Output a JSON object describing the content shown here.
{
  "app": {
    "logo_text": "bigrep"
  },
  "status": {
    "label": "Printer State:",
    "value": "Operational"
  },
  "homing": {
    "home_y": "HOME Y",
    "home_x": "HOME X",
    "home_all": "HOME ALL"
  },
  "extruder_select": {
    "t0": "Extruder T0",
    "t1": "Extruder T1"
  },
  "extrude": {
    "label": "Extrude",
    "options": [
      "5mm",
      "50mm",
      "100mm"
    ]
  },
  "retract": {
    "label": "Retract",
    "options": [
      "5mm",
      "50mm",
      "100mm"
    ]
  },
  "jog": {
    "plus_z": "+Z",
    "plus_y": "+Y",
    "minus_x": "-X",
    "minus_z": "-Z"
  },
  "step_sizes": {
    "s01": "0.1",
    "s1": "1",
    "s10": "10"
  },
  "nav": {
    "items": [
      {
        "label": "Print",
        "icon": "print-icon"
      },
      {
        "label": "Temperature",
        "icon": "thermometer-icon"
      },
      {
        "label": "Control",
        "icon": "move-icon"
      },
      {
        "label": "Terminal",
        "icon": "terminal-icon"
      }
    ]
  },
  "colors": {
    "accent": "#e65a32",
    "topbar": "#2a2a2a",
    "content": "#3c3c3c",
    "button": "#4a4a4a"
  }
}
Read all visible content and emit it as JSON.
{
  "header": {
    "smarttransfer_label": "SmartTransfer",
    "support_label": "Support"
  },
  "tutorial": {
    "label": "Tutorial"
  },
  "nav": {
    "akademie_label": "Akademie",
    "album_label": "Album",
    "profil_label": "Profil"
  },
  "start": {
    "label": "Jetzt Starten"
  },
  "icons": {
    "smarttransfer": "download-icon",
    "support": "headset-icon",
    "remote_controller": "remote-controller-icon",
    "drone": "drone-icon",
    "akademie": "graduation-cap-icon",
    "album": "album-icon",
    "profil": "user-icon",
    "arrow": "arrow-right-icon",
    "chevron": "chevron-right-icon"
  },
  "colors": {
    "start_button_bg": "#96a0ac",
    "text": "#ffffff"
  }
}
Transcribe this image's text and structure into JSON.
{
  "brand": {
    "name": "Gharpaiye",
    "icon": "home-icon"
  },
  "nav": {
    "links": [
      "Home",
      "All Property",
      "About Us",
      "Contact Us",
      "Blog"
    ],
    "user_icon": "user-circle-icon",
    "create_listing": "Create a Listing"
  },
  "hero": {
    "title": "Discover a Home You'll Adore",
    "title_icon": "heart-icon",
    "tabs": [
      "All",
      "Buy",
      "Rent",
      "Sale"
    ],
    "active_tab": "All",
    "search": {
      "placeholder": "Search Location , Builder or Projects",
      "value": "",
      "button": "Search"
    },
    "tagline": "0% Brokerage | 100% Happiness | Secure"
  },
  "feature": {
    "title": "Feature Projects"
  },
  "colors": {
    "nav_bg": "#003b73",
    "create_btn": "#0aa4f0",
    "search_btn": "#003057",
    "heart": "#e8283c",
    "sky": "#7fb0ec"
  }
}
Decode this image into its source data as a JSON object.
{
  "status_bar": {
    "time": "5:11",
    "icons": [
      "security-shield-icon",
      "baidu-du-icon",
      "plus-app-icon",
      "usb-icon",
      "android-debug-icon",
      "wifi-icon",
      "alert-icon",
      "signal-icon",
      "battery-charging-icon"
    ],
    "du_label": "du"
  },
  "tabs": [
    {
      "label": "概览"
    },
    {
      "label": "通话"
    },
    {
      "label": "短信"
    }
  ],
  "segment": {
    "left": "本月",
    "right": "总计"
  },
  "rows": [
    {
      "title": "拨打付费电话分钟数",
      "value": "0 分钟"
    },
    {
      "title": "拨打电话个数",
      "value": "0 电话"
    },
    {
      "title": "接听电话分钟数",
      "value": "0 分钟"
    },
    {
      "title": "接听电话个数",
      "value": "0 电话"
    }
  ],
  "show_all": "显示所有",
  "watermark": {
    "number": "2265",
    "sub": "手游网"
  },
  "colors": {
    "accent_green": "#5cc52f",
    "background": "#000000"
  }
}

• EXERCISE PROMPT
Show the lines that mention the word "right".

• PROBLEM SOLUTION
    "arrow": "arrow-right-icon",
    "chevron": "chevron-right-icon"
    "right": "总计"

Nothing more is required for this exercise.